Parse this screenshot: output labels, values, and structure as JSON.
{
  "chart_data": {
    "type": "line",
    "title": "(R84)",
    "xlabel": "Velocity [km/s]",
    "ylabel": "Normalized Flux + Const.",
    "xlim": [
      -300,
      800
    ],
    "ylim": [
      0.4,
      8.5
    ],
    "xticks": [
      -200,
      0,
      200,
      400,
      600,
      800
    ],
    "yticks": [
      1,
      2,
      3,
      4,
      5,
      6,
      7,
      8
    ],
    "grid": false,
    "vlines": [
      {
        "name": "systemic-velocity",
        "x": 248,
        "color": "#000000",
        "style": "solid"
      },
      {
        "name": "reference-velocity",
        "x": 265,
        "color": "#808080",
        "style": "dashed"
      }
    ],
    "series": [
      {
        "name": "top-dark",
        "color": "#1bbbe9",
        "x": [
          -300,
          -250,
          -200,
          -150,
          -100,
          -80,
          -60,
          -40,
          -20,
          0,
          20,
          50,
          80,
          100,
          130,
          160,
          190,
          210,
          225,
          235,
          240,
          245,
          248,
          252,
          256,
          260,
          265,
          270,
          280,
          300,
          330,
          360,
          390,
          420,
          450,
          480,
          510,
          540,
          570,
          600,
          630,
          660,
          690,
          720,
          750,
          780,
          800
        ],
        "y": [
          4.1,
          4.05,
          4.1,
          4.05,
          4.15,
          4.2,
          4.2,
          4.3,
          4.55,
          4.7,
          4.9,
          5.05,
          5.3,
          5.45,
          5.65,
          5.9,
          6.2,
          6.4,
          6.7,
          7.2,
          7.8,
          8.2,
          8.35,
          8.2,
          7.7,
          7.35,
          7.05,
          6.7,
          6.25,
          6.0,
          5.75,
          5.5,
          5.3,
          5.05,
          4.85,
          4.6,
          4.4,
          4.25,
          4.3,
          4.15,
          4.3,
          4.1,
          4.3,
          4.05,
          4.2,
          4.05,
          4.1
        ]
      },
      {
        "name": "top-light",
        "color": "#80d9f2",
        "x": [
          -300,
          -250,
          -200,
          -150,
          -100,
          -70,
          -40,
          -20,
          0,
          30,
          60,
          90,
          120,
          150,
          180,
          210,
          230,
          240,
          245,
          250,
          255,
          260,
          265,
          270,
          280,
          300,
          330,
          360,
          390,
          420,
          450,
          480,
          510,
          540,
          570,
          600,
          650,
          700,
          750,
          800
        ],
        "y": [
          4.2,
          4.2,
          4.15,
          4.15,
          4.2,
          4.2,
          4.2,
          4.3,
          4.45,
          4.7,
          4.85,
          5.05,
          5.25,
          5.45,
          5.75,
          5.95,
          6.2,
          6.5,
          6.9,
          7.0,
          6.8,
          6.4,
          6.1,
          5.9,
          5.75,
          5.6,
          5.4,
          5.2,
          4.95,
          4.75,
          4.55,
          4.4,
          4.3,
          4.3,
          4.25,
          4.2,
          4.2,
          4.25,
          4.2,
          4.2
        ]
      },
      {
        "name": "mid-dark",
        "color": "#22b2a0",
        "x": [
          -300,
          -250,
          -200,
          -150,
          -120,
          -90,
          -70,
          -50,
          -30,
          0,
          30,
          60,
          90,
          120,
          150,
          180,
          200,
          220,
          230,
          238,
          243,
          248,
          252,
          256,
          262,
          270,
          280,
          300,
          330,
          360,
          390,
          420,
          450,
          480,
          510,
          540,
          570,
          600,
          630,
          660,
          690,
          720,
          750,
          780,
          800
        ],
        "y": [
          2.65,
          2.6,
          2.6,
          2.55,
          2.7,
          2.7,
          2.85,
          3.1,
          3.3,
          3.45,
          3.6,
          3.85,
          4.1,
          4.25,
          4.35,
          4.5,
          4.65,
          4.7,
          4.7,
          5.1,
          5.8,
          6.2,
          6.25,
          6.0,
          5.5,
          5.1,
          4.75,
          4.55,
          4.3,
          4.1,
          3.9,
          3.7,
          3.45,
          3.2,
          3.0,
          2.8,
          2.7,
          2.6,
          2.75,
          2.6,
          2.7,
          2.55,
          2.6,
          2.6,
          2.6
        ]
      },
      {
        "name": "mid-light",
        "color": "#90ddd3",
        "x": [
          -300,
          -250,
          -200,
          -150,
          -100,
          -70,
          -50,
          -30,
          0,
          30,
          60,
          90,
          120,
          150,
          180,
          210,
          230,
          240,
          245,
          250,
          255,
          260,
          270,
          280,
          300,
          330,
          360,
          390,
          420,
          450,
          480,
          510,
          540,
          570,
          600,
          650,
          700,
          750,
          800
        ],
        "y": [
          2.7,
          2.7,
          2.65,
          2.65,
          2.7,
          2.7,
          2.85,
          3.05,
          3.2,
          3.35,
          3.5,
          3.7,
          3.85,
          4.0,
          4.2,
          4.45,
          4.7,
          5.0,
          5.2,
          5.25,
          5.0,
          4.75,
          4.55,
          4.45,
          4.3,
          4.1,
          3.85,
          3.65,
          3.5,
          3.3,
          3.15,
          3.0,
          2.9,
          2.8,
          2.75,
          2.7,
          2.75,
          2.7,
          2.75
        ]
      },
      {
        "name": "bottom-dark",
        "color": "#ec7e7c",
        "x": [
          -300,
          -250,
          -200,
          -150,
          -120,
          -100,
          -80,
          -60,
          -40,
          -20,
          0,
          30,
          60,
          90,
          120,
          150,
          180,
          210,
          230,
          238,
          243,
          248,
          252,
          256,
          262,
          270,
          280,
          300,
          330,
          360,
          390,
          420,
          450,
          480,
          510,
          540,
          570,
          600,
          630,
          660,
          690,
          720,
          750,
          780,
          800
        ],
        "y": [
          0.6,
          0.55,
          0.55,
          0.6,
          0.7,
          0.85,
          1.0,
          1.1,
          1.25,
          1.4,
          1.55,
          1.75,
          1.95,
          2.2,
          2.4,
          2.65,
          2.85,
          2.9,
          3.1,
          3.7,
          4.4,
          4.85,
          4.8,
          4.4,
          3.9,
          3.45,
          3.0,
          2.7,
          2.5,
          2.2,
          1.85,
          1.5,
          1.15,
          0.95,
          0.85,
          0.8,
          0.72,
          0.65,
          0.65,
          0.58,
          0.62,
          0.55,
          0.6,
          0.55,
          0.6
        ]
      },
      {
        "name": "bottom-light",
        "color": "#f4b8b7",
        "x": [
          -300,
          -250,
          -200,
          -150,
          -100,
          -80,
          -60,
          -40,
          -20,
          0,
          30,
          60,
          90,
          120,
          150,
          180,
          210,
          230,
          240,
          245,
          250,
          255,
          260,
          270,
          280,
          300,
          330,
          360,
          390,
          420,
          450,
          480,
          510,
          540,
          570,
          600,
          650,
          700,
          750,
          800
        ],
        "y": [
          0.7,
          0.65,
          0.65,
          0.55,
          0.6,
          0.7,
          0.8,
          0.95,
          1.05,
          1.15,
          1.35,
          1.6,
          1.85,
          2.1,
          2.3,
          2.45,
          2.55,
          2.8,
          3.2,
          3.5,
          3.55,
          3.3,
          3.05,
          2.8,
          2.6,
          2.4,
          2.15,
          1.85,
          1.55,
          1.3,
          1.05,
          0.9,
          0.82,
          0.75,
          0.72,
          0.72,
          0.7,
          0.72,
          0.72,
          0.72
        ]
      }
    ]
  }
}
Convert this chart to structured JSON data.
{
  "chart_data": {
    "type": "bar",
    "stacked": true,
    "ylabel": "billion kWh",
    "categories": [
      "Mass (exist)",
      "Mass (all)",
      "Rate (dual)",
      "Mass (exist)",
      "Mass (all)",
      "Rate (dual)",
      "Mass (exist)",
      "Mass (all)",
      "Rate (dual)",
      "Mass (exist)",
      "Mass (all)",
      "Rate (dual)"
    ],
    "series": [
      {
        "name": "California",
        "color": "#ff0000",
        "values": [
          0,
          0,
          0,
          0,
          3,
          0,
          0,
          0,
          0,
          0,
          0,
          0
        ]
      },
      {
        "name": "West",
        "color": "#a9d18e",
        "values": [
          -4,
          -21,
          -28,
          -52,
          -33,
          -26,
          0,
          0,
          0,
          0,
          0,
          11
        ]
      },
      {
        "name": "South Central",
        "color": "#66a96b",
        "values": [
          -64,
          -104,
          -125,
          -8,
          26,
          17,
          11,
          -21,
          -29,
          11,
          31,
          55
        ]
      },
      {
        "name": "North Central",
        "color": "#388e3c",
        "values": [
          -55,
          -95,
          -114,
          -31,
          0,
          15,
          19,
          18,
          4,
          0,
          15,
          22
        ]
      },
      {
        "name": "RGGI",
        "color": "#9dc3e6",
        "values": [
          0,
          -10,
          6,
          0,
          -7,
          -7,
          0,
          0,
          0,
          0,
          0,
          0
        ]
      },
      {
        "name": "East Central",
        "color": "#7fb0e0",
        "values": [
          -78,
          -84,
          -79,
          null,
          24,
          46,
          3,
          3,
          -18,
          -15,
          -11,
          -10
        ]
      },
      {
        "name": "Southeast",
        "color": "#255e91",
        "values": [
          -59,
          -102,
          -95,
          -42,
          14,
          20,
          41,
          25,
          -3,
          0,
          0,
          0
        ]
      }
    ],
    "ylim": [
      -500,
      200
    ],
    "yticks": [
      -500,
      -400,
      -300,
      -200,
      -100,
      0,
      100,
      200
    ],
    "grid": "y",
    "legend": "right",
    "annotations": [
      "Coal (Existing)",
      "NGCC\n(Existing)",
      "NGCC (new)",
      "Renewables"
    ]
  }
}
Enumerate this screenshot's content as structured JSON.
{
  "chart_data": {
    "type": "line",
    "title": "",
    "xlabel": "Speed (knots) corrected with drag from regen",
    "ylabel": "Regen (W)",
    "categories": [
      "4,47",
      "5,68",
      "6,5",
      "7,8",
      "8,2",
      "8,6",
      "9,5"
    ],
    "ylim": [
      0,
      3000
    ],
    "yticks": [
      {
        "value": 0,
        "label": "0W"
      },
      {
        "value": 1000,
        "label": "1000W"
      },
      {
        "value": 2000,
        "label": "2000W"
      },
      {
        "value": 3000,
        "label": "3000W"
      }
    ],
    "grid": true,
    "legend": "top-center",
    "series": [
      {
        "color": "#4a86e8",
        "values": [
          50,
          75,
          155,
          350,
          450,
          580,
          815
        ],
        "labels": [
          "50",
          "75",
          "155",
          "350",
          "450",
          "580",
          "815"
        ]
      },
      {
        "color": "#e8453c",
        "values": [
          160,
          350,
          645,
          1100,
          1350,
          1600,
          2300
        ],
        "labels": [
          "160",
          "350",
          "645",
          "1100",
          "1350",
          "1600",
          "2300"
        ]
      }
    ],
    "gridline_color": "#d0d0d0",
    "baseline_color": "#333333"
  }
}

* [Task directions]
Among the lines of the records above, count those holding the string "xlabel", and report only the number.

* [Answer for the task]
2